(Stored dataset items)

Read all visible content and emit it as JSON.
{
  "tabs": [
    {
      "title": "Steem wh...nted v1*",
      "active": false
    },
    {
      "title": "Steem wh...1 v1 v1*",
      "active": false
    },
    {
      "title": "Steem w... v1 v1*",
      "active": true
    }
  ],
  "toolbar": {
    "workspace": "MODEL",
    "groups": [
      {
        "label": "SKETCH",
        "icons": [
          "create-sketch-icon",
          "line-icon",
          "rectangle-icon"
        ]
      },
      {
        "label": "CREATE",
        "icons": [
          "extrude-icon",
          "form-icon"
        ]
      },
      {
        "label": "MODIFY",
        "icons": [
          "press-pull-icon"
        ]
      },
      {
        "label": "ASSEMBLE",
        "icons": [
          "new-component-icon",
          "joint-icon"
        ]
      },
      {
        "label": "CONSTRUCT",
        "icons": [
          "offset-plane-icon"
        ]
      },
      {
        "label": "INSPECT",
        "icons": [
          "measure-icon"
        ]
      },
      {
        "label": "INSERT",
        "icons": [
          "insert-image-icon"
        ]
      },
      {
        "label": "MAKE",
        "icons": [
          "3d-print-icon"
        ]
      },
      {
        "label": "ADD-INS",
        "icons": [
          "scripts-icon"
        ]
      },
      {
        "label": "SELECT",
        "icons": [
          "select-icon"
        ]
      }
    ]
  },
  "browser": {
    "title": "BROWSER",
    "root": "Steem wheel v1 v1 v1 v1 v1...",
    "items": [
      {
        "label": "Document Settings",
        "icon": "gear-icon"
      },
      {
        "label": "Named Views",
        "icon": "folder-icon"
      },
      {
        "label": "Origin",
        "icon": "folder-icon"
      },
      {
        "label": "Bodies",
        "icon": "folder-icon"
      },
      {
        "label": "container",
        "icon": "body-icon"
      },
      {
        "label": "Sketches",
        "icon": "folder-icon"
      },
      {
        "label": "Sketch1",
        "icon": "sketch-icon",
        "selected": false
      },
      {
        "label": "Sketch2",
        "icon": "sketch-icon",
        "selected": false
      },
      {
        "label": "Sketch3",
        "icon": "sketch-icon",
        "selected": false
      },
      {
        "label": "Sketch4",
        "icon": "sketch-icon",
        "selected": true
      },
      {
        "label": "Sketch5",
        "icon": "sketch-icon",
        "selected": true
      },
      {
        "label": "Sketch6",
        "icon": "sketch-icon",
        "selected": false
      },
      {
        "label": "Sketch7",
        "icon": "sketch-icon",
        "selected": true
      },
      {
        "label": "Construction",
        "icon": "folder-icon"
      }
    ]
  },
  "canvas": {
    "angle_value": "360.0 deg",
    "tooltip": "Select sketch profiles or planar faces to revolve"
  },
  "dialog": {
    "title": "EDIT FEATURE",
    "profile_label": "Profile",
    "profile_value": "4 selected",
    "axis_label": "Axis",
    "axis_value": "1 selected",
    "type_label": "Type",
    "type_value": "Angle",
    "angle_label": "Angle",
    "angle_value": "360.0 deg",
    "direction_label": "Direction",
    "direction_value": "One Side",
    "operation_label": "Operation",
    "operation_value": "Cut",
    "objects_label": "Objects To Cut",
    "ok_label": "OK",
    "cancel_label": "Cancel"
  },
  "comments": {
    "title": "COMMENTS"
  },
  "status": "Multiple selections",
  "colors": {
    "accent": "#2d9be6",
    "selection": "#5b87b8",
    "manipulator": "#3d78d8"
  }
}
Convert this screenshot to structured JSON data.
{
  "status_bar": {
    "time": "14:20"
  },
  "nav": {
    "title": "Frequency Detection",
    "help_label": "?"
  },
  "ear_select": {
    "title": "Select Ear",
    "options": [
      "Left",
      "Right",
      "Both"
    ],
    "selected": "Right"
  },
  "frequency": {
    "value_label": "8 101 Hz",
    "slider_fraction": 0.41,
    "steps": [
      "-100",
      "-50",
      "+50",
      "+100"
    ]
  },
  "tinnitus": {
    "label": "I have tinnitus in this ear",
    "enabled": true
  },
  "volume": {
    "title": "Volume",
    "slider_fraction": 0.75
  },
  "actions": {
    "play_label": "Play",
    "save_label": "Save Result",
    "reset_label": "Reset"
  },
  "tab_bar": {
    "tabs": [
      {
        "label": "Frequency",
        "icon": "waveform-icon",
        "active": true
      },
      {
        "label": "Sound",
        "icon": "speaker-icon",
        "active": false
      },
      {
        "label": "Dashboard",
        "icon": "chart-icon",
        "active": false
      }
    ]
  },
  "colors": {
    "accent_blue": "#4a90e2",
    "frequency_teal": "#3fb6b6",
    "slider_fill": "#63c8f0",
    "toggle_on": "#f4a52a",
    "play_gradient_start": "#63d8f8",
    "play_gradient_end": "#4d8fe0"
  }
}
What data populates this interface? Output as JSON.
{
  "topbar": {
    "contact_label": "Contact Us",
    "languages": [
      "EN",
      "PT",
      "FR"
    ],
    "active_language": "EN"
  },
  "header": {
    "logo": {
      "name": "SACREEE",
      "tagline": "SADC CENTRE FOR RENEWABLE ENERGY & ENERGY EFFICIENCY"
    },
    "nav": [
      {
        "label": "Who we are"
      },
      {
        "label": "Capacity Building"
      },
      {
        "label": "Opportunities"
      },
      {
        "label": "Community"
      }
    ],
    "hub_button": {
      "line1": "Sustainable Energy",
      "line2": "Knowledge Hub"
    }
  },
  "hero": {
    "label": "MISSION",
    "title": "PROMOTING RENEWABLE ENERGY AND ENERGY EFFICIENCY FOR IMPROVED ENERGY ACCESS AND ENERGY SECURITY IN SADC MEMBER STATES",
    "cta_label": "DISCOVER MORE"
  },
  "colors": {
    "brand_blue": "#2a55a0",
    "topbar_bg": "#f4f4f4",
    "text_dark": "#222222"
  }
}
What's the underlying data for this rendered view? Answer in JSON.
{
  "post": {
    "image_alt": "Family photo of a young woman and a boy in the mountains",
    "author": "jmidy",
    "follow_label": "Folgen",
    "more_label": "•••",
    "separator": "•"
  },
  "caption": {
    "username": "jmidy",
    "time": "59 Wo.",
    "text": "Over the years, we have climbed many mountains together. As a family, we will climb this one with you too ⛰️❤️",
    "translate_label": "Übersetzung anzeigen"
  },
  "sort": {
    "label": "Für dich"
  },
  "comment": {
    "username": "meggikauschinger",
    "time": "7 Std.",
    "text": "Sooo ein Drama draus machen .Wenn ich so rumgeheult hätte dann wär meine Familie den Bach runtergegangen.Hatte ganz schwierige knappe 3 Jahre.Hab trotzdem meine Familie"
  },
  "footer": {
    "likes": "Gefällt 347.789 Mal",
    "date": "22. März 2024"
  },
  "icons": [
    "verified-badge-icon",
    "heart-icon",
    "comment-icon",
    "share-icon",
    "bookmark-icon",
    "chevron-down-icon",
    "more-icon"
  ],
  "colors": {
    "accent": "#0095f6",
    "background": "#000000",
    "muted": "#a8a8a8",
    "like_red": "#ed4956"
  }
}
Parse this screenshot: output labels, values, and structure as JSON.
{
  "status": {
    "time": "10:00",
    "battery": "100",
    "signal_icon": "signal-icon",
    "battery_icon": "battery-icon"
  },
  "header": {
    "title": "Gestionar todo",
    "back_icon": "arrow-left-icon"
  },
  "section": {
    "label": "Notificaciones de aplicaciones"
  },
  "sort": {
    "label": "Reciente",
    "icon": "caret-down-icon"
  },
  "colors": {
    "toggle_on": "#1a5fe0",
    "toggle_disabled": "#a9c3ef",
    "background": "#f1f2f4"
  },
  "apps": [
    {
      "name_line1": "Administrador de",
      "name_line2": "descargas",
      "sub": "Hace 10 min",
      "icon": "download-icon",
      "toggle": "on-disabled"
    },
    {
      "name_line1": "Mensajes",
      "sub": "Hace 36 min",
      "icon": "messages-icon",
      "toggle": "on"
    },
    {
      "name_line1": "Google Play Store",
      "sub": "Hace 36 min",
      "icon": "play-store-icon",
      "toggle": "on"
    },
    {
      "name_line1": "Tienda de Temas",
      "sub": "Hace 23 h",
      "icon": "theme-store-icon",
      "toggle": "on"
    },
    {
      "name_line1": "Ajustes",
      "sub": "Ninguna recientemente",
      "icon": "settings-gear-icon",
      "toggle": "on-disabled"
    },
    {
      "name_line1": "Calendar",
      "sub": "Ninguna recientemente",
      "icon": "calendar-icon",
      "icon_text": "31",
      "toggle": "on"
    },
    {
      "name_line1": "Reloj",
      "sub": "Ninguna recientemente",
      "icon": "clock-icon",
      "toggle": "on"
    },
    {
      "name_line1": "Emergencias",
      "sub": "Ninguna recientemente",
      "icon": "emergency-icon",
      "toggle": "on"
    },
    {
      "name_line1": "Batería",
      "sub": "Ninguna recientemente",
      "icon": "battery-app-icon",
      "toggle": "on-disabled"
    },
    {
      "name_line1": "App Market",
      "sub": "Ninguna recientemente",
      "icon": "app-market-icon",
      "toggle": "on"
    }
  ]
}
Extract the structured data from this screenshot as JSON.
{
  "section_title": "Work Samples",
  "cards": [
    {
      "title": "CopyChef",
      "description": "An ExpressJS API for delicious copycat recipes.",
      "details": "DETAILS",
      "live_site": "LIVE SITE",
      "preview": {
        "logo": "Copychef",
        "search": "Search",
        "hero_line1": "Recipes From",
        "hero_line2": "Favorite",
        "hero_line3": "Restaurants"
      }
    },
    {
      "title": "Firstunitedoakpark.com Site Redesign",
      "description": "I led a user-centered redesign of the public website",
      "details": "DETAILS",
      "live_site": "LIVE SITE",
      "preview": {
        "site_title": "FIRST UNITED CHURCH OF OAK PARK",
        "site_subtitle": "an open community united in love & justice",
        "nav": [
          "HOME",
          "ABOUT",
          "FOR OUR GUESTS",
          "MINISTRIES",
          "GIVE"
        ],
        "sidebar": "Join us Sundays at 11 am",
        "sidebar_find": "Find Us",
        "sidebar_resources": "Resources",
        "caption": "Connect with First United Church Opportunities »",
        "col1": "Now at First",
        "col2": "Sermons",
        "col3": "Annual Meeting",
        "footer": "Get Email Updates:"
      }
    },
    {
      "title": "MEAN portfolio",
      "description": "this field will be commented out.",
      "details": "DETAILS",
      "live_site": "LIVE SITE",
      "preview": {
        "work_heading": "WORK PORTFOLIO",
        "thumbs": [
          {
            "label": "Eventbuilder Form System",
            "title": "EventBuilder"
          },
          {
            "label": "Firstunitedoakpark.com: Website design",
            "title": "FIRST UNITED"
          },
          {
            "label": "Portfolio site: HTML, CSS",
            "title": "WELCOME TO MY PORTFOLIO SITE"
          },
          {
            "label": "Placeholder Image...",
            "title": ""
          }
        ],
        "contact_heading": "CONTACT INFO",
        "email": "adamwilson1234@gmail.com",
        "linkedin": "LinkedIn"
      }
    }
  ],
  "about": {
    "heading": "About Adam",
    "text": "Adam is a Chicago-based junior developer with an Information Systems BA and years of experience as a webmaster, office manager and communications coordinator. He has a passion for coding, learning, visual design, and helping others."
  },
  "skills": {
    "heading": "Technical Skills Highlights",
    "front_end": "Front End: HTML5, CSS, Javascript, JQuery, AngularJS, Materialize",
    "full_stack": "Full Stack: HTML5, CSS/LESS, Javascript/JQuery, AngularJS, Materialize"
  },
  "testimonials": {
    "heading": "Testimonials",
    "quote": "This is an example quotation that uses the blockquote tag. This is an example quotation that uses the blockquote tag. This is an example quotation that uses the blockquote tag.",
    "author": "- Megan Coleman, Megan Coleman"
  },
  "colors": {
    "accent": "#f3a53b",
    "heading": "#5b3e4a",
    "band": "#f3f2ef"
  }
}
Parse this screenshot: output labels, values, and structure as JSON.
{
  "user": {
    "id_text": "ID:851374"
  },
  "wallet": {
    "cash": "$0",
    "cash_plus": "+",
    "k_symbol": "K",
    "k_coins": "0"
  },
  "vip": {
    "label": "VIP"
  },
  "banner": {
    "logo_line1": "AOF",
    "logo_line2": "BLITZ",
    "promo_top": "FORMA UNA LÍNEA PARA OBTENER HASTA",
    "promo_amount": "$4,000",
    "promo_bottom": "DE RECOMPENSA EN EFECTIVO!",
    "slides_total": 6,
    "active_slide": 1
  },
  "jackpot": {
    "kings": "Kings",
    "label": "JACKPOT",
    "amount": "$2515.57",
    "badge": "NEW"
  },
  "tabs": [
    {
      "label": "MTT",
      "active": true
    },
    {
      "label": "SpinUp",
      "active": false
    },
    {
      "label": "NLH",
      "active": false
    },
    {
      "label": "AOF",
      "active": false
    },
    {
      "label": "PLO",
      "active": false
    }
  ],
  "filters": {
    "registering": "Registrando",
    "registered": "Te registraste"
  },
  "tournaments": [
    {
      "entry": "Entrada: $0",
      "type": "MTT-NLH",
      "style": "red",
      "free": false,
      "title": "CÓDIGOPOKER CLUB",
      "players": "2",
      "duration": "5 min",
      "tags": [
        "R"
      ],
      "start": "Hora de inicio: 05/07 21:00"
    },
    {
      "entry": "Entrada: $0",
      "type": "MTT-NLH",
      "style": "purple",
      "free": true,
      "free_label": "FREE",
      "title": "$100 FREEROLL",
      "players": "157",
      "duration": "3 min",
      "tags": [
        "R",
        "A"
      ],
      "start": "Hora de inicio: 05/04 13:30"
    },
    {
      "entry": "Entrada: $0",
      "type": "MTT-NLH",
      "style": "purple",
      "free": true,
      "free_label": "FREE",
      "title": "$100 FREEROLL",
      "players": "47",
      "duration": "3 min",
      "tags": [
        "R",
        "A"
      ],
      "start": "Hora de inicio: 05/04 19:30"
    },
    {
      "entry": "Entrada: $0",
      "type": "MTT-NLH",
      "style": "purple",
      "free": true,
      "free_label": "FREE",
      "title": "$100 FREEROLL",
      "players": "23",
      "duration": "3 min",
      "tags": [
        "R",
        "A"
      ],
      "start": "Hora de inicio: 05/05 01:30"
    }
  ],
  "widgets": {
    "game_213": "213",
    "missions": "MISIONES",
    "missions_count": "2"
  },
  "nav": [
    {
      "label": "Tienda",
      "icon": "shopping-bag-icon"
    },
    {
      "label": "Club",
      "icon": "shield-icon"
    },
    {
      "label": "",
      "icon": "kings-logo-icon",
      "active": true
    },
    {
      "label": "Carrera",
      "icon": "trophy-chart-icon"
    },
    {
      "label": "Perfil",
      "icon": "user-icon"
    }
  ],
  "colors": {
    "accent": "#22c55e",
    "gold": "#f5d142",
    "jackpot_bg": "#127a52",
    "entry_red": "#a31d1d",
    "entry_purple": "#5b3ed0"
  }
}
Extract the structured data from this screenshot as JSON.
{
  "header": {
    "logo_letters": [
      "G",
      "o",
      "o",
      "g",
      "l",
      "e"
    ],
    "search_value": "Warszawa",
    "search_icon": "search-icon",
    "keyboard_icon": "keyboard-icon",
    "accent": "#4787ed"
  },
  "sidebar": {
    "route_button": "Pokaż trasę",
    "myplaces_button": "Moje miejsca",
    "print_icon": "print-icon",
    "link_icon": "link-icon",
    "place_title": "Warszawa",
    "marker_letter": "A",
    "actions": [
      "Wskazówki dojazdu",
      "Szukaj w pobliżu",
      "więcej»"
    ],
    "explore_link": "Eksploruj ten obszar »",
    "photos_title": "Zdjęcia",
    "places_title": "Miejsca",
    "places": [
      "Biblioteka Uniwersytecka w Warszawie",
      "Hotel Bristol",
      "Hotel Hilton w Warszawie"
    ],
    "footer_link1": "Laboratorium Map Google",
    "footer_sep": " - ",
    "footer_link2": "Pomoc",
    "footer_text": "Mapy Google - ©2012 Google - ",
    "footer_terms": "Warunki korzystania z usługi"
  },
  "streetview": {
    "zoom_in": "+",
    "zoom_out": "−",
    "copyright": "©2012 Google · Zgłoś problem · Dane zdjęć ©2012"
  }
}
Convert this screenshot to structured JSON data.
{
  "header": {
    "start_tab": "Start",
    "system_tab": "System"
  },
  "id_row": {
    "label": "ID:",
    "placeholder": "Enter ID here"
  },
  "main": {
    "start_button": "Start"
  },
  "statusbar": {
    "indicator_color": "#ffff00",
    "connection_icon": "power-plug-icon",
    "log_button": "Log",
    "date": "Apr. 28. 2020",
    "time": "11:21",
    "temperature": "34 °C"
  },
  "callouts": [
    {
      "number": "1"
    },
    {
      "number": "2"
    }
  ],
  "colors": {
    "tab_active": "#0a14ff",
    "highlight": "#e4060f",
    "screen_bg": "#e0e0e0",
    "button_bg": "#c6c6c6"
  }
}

To be done
Pull out every line in the material above where "Hotel" occurs.

Expected output
      "Hotel Bristol",
      "Hotel Hilton w Warszawie"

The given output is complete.